■ **What is required**
All records must be quoted exactly. Omit the pictures.
— START Supplied data —
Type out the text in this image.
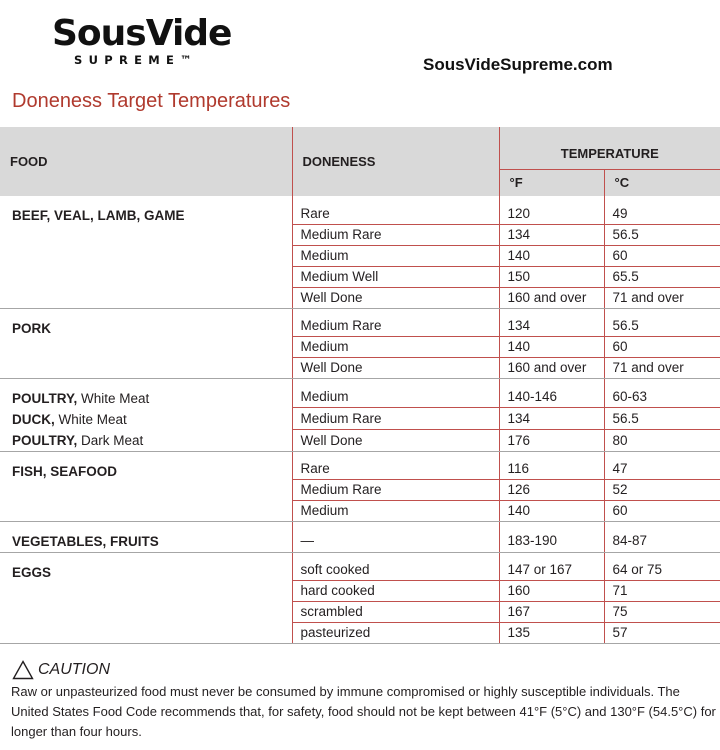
SousVide
SUPREME™	SousVideSupreme.com
Doneness Target Temperatures
FOOD	DONENESS	TEMPERATURE	
		°F	°C

BEEF, VEAL, LAMB, GAME	Rare	120	49
	Medium Rare	134	56.5
	Medium	140	60
	Medium Well	150	65.5
	Well Done	160 and over	71 and over

PORK	Medium Rare	134	56.5
	Medium	140	60
	Well Done	160 and over	71 and over

POULTRY, White Meat
DUCK, White Meat
POULTRY, Dark Meat	Medium	140-146	60-63
	Medium Rare	134	56.5
	Well Done	176	80

FISH, SEAFOOD	Rare	116	47
	Medium Rare	126	52
	Medium	140	60

VEGETABLES, FRUITS	—	183-190	84-87

EGGS	soft cooked	147 or 167	64 or 75
	hard cooked	160	71
	scrambled	167	75
	pasteurized	135	57
CAUTION
Raw or unpasteurized food must never be consumed by immune compromised or highly susceptible individuals. The United States Food Code recommends that, for safety, food should not be kept between 41°F (5°C) and 130°F (54.5°C) for longer than four hours.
— END Supplied data —
■ **Final result**
Type out the text in this image.
SousVide
SUPREME™	SousVideSupreme.com
Doneness Target Temperatures
FOOD	DONENESS	TEMPERATURE	
		°F	°C

BEEF, VEAL, LAMB, GAME	Rare	120	49
	Medium Rare	134	56.5
	Medium	140	60
	Medium Well	150	65.5
	Well Done	160 and over	71 and over

PORK	Medium Rare	134	56.5
	Medium	140	60
	Well Done	160 and over	71 and over

POULTRY, White Meat
DUCK, White Meat
POULTRY, Dark Meat	Medium	140-146	60-63
	Medium Rare	134	56.5
	Well Done	176	80

FISH, SEAFOOD	Rare	116	47
	Medium Rare	126	52
	Medium	140	60

VEGETABLES, FRUITS	—	183-190	84-87

EGGS	soft cooked	147 or 167	64 or 75
	hard cooked	160	71
	scrambled	167	75
	pasteurized	135	57
CAUTION
Raw or unpasteurized food must never be consumed by immune compromised or highly susceptible individuals. The United States Food Code recommends that, for safety, food should not be kept between 41°F (5°C) and 130°F (54.5°C) for longer than four hours.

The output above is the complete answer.